■ WHAT TO WORK ON
All records below must be retyped exactly.

Dataset entries
——————

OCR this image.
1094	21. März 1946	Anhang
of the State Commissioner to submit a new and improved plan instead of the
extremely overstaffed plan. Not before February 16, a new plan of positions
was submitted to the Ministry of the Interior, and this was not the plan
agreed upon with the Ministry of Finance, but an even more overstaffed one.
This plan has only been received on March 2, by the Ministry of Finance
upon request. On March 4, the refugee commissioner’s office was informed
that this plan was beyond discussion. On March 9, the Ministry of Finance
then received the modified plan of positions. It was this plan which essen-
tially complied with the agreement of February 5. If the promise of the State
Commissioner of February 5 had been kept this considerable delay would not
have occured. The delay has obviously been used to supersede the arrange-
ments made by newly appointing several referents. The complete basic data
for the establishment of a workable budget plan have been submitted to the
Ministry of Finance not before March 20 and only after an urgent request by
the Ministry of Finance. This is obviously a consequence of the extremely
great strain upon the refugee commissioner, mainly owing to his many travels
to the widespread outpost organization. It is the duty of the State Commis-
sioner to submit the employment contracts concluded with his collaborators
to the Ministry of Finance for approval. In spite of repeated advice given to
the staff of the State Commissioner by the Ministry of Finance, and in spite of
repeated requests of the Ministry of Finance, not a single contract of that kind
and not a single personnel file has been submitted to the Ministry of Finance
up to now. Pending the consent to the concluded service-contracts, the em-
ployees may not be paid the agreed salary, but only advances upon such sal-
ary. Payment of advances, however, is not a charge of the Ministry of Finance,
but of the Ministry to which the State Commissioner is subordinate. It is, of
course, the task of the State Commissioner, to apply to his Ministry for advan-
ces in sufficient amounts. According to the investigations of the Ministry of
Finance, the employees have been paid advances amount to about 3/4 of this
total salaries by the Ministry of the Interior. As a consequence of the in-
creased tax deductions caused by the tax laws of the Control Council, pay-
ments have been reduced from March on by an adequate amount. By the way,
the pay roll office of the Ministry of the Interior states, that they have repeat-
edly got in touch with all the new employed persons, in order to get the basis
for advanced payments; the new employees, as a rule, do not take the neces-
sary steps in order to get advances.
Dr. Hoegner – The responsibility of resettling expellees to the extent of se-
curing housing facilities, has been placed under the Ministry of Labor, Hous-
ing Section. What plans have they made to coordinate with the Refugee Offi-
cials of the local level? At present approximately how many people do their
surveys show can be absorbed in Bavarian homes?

——————

■ WRITTEN ANSWER
OCR this image.
1094	21. März 1946	Anhang
of the State Commissioner to submit a new and improved plan instead of the
extremely overstaffed plan. Not before February 16, a new plan of positions
was submitted to the Ministry of the Interior, and this was not the plan
agreed upon with the Ministry of Finance, but an even more overstaffed one.
This plan has only been received on March 2, by the Ministry of Finance
upon request. On March 4, the refugee commissioner’s office was informed
that this plan was beyond discussion. On March 9, the Ministry of Finance
then received the modified plan of positions. It was this plan which essen-
tially complied with the agreement of February 5. If the promise of the State
Commissioner of February 5 had been kept this considerable delay would not
have occured. The delay has obviously been used to supersede the arrange-
ments made by newly appointing several referents. The complete basic data
for the establishment of a workable budget plan have been submitted to the
Ministry of Finance not before March 20 and only after an urgent request by
the Ministry of Finance. This is obviously a consequence of the extremely
great strain upon the refugee commissioner, mainly owing to his many travels
to the widespread outpost organization. It is the duty of the State Commis-
sioner to submit the employment contracts concluded with his collaborators
to the Ministry of Finance for approval. In spite of repeated advice given to
the staff of the State Commissioner by the Ministry of Finance, and in spite of
repeated requests of the Ministry of Finance, not a single contract of that kind
and not a single personnel file has been submitted to the Ministry of Finance
up to now. Pending the consent to the concluded service-contracts, the em-
ployees may not be paid the agreed salary, but only advances upon such sal-
ary. Payment of advances, however, is not a charge of the Ministry of Finance,
but of the Ministry to which the State Commissioner is subordinate. It is, of
course, the task of the State Commissioner, to apply to his Ministry for advan-
ces in sufficient amounts. According to the investigations of the Ministry of
Finance, the employees have been paid advances amount to about 3/4 of this
total salaries by the Ministry of the Interior. As a consequence of the in-
creased tax deductions caused by the tax laws of the Control Council, pay-
ments have been reduced from March on by an adequate amount. By the way,
the pay roll office of the Ministry of the Interior states, that they have repeat-
edly got in touch with all the new employed persons, in order to get the basis
for advanced payments; the new employees, as a rule, do not take the neces-
sary steps in order to get advances.
Dr. Hoegner – The responsibility of resettling expellees to the extent of se-
curing housing facilities, has been placed under the Ministry of Labor, Hous-
ing Section. What plans have they made to coordinate with the Refugee Offi-
cials of the local level? At present approximately how many people do their
surveys show can be absorbed in Bavarian homes?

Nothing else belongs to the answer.